**INSTRUCTIONS FOR THE TASK:**
Skip the pictures. Copy all the rest of the records down exactly.

**Dataset items:**
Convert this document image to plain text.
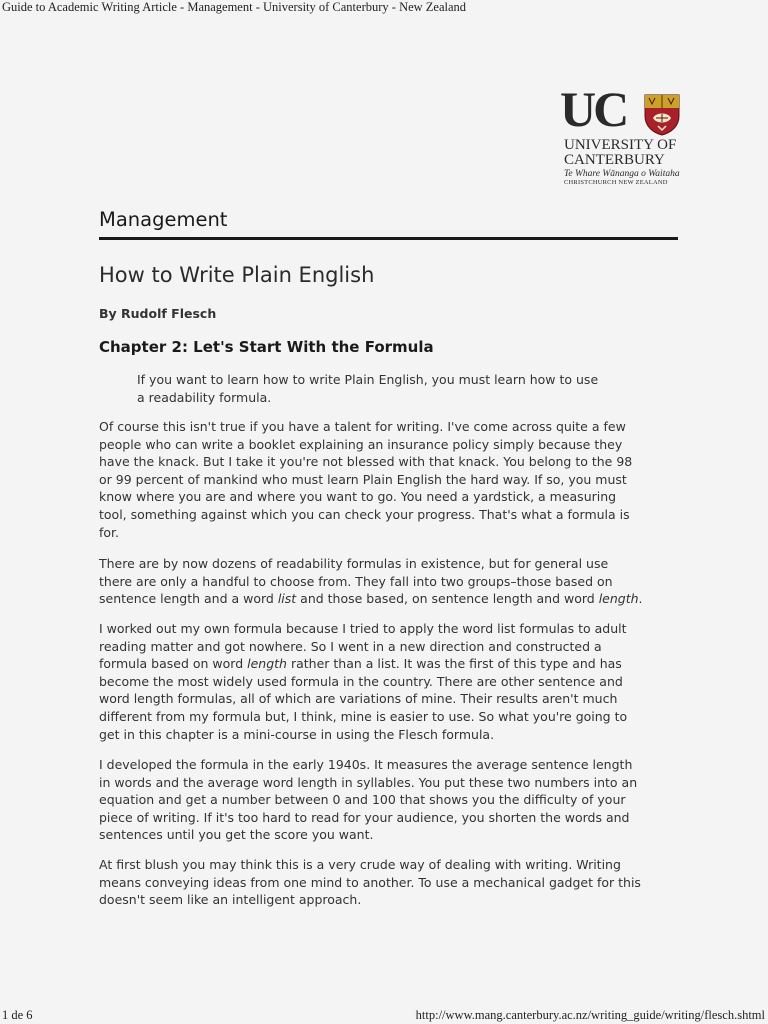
Guide to Academic Writing Article - Management - University of Canterbury - New Zealand
UC
UNIVERSITY OF
CANTERBURY
Te Whare Wānanga o Waitaha
CHRISTCHURCH NEW ZEALAND
Management
How to Write Plain English
By Rudolf Flesch
Chapter 2: Let's Start With the Formula
If you want to learn how to write Plain English, you must learn how to use
a readability formula.
Of course this isn't true if you have a talent for writing. I've come across quite a few
people who can write a booklet explaining an insurance policy simply because they
have the knack. But I take it you're not blessed with that knack. You belong to the 98
or 99 percent of mankind who must learn Plain English the hard way. If so, you must
know where you are and where you want to go. You need a yardstick, a measuring
tool, something against which you can check your progress. That's what a formula is
for.
There are by now dozens of readability formulas in existence, but for general use
there are only a handful to choose from. They fall into two groups–those based on
sentence length and a word list and those based, on sentence length and word length.
I worked out my own formula because I tried to apply the word list formulas to adult
reading matter and got nowhere. So I went in a new direction and constructed a
formula based on word length rather than a list. It was the first of this type and has
become the most widely used formula in the country. There are other sentence and
word length formulas, all of which are variations of mine. Their results aren't much
different from my formula but, I think, mine is easier to use. So what you're going to
get in this chapter is a mini-course in using the Flesch formula.
I developed the formula in the early 1940s. It measures the average sentence length
in words and the average word length in syllables. You put these two numbers into an
equation and get a number between 0 and 100 that shows you the difficulty of your
piece of writing. If it's too hard to read for your audience, you shorten the words and
sentences until you get the score you want.
At first blush you may think this is a very crude way of dealing with writing. Writing
means conveying ideas from one mind to another. To use a mechanical gadget for this
doesn't seem like an intelligent approach.
1 de 6	http://www.mang.canterbury.ac.nz/writing_guide/writing/flesch.shtml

**SOLUTION:**
Convert this document image to plain text.
Guide to Academic Writing Article - Management - University of Canterbury - New Zealand
UC
UNIVERSITY OF
CANTERBURY
Te Whare Wānanga o Waitaha
CHRISTCHURCH NEW ZEALAND
Management
How to Write Plain English
By Rudolf Flesch
Chapter 2: Let's Start With the Formula
If you want to learn how to write Plain English, you must learn how to use
a readability formula.
Of course this isn't true if you have a talent for writing. I've come across quite a few
people who can write a booklet explaining an insurance policy simply because they
have the knack. But I take it you're not blessed with that knack. You belong to the 98
or 99 percent of mankind who must learn Plain English the hard way. If so, you must
know where you are and where you want to go. You need a yardstick, a measuring
tool, something against which you can check your progress. That's what a formula is
for.
There are by now dozens of readability formulas in existence, but for general use
there are only a handful to choose from. They fall into two groups–those based on
sentence length and a word list and those based, on sentence length and word length.
I worked out my own formula because I tried to apply the word list formulas to adult
reading matter and got nowhere. So I went in a new direction and constructed a
formula based on word length rather than a list. It was the first of this type and has
become the most widely used formula in the country. There are other sentence and
word length formulas, all of which are variations of mine. Their results aren't much
different from my formula but, I think, mine is easier to use. So what you're going to
get in this chapter is a mini-course in using the Flesch formula.
I developed the formula in the early 1940s. It measures the average sentence length
in words and the average word length in syllables. You put these two numbers into an
equation and get a number between 0 and 100 that shows you the difficulty of your
piece of writing. If it's too hard to read for your audience, you shorten the words and
sentences until you get the score you want.
At first blush you may think this is a very crude way of dealing with writing. Writing
means conveying ideas from one mind to another. To use a mechanical gadget for this
doesn't seem like an intelligent approach.
1 de 6	http://www.mang.canterbury.ac.nz/writing_guide/writing/flesch.shtml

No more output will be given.